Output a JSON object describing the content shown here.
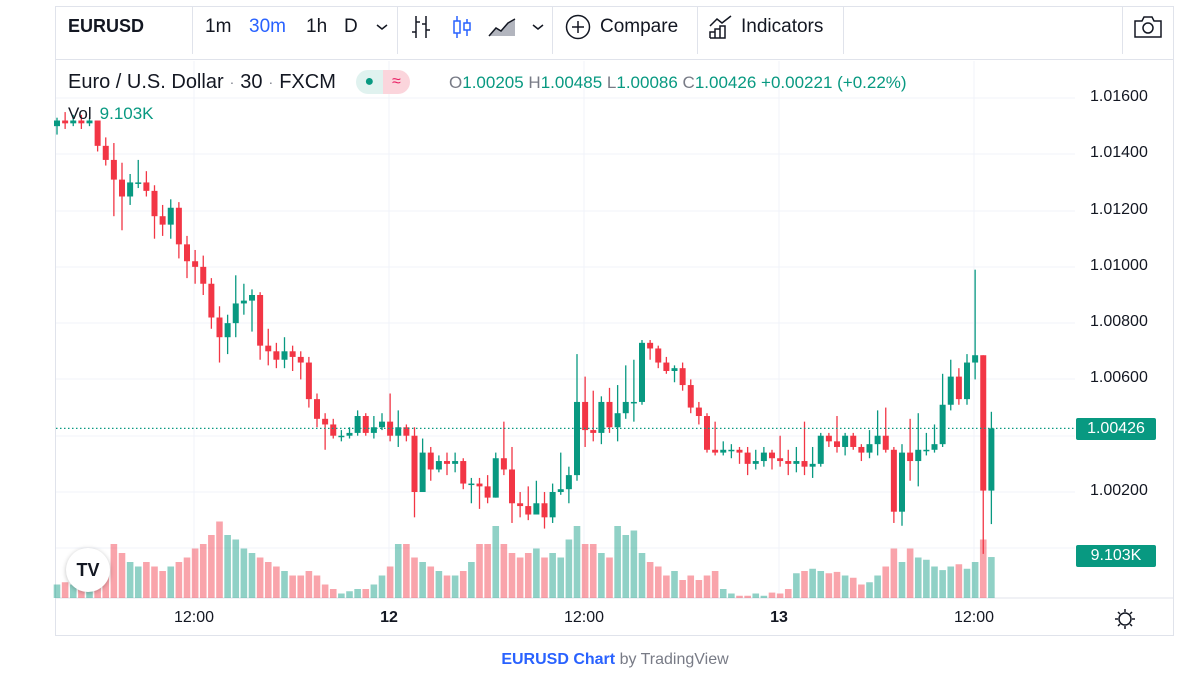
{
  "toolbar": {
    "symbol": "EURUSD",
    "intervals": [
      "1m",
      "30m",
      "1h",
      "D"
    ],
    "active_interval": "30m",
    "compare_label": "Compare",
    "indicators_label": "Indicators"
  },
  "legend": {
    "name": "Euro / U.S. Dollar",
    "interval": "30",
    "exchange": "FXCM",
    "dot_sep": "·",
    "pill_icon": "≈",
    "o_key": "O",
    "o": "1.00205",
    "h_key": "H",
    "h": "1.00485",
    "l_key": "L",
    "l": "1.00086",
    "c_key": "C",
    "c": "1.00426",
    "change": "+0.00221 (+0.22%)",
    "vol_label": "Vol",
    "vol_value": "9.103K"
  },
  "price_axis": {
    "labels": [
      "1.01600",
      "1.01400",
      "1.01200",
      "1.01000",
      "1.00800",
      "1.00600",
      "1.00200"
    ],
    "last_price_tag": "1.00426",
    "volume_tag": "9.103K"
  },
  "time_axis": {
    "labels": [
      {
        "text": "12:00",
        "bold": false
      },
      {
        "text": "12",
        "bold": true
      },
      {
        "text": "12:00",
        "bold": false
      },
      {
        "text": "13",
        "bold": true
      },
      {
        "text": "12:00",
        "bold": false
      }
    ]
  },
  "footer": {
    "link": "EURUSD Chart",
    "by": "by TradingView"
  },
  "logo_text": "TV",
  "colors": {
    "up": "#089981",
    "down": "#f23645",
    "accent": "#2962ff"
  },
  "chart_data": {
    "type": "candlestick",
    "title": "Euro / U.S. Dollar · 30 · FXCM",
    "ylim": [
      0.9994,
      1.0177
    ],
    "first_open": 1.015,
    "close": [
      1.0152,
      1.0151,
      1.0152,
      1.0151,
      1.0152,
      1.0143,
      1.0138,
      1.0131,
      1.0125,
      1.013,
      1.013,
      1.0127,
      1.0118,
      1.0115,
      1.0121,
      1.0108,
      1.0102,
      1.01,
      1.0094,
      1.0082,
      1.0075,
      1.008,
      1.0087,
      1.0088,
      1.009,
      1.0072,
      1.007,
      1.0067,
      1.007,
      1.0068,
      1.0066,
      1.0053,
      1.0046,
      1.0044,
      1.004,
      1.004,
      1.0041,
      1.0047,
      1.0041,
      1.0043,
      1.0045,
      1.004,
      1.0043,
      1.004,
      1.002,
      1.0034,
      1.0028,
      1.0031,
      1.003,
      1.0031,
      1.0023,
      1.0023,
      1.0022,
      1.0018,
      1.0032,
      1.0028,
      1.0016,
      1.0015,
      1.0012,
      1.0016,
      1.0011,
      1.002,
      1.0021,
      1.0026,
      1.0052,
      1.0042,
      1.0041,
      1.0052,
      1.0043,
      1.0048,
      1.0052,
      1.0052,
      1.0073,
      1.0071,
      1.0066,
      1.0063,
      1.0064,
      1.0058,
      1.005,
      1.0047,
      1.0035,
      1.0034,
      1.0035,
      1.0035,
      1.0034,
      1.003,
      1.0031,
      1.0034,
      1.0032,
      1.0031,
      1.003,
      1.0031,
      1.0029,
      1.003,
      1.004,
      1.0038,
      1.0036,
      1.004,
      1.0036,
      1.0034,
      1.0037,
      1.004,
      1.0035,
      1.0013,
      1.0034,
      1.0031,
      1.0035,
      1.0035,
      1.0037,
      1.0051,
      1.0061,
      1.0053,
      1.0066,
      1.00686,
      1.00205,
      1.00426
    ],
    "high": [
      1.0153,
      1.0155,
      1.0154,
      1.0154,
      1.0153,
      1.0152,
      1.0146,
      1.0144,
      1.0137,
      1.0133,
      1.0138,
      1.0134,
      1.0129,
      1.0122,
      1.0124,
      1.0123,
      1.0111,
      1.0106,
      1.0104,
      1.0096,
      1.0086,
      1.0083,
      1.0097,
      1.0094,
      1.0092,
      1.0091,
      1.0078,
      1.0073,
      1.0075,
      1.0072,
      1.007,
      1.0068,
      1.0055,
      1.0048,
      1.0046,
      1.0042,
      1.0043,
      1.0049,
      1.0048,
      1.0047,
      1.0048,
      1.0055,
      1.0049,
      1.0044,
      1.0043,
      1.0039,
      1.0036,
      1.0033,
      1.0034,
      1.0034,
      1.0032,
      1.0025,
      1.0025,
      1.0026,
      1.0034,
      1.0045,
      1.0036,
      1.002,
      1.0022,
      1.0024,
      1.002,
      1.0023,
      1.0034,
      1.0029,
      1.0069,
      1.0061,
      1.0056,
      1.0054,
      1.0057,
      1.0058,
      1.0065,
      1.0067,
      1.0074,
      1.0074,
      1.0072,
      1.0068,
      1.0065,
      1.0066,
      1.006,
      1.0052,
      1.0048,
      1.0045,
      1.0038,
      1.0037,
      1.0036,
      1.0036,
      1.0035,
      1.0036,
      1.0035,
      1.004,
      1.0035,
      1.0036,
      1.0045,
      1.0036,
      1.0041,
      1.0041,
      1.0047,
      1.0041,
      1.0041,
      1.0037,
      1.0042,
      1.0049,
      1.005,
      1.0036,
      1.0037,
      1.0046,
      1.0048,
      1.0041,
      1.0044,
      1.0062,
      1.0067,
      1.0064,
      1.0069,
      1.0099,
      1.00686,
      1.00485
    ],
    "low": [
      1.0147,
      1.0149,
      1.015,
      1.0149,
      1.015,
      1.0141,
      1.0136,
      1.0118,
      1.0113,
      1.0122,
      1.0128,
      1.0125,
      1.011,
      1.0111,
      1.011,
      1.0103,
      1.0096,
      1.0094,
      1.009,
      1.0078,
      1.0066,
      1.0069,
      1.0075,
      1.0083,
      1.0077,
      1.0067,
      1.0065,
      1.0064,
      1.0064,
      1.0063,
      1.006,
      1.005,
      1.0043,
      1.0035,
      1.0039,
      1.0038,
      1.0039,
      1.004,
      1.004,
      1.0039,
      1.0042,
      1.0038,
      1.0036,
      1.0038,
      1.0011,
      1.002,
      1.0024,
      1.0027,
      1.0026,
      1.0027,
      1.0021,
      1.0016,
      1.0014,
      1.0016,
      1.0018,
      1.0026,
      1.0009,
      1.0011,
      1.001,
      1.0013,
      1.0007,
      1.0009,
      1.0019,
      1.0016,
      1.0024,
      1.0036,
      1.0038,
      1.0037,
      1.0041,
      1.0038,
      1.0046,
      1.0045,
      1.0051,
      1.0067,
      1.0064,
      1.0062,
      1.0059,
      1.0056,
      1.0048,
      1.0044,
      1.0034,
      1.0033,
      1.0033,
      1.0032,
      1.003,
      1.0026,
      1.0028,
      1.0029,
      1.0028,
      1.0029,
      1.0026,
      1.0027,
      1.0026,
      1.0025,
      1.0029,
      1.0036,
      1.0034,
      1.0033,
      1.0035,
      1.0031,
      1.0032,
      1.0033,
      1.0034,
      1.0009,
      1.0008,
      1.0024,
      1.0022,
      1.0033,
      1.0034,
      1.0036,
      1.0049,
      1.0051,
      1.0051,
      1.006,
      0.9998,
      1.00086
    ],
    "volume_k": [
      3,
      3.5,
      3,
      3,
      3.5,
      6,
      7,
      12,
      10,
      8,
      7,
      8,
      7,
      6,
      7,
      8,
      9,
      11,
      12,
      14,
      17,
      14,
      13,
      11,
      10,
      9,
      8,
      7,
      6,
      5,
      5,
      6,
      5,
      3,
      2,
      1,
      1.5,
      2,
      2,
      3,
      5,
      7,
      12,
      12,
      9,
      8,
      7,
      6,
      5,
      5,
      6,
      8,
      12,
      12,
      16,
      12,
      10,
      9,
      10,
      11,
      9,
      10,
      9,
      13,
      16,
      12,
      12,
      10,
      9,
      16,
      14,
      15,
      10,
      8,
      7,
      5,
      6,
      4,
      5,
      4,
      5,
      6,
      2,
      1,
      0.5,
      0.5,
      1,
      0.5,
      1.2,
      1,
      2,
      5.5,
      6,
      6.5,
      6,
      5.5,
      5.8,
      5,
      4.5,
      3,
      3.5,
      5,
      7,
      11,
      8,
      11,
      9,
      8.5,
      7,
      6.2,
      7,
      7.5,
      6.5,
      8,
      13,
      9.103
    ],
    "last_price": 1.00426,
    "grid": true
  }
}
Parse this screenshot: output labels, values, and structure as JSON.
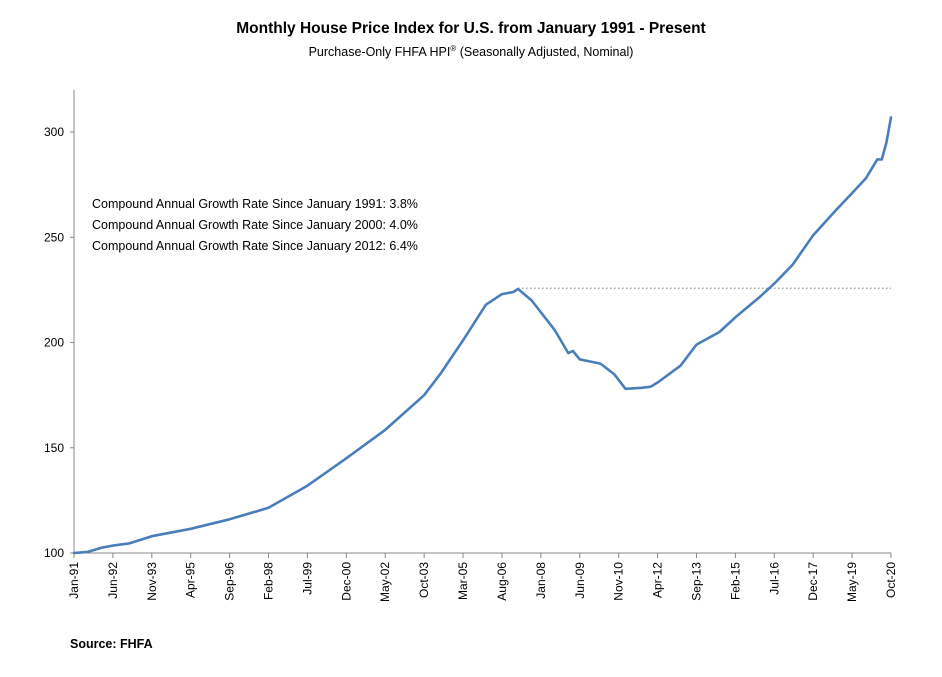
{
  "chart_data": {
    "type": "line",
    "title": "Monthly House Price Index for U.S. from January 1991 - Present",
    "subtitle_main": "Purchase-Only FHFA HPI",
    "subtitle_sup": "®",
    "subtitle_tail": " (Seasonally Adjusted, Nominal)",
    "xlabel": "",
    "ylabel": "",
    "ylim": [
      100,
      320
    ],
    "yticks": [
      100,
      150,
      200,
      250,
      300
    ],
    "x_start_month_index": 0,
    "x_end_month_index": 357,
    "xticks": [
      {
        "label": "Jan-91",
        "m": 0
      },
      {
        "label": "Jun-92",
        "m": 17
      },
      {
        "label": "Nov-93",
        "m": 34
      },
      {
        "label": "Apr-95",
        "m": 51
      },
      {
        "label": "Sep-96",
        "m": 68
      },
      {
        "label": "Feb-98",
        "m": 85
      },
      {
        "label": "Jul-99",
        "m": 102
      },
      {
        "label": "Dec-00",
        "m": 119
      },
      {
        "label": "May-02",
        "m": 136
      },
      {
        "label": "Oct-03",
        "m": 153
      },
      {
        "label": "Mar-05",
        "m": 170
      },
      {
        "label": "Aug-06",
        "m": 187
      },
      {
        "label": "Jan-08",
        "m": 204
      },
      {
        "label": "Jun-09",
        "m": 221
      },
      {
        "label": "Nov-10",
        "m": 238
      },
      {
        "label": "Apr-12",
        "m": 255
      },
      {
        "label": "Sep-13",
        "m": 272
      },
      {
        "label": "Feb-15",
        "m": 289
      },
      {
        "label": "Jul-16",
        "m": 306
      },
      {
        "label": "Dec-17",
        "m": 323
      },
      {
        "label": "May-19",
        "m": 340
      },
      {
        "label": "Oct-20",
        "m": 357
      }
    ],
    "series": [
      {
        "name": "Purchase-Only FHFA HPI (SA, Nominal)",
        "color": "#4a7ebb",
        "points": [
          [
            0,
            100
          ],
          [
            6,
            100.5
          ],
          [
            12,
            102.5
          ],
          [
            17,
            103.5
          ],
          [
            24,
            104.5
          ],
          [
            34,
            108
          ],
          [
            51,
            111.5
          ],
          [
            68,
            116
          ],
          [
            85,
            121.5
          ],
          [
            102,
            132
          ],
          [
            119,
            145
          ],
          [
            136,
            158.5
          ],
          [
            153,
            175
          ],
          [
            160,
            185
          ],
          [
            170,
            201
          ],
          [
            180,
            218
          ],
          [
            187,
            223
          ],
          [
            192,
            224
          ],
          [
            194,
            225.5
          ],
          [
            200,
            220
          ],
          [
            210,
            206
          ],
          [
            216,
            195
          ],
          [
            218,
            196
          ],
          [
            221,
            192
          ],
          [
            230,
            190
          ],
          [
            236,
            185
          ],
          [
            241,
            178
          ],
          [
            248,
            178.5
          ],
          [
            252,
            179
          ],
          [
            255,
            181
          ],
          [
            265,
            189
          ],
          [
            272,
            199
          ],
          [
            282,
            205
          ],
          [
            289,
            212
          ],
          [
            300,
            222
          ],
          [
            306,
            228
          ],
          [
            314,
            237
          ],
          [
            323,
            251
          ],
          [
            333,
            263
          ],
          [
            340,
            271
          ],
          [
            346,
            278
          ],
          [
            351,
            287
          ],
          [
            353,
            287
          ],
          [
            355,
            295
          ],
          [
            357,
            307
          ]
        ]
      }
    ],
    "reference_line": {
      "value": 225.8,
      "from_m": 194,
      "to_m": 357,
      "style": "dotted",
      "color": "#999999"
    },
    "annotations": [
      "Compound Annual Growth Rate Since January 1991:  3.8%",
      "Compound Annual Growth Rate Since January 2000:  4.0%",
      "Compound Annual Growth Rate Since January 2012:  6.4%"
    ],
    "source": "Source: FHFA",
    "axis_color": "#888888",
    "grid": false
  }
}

━━━━━━━━━━━━━━━━━━━━━━━━━━━━━━

** Work to complete **
Pick every line with "Dollar" in it and copy it.

** Expected answer **
    "name": "Euro / U.S. Dollar",
    "title": "Euro / U.S. Dollar · 30 · FXCM",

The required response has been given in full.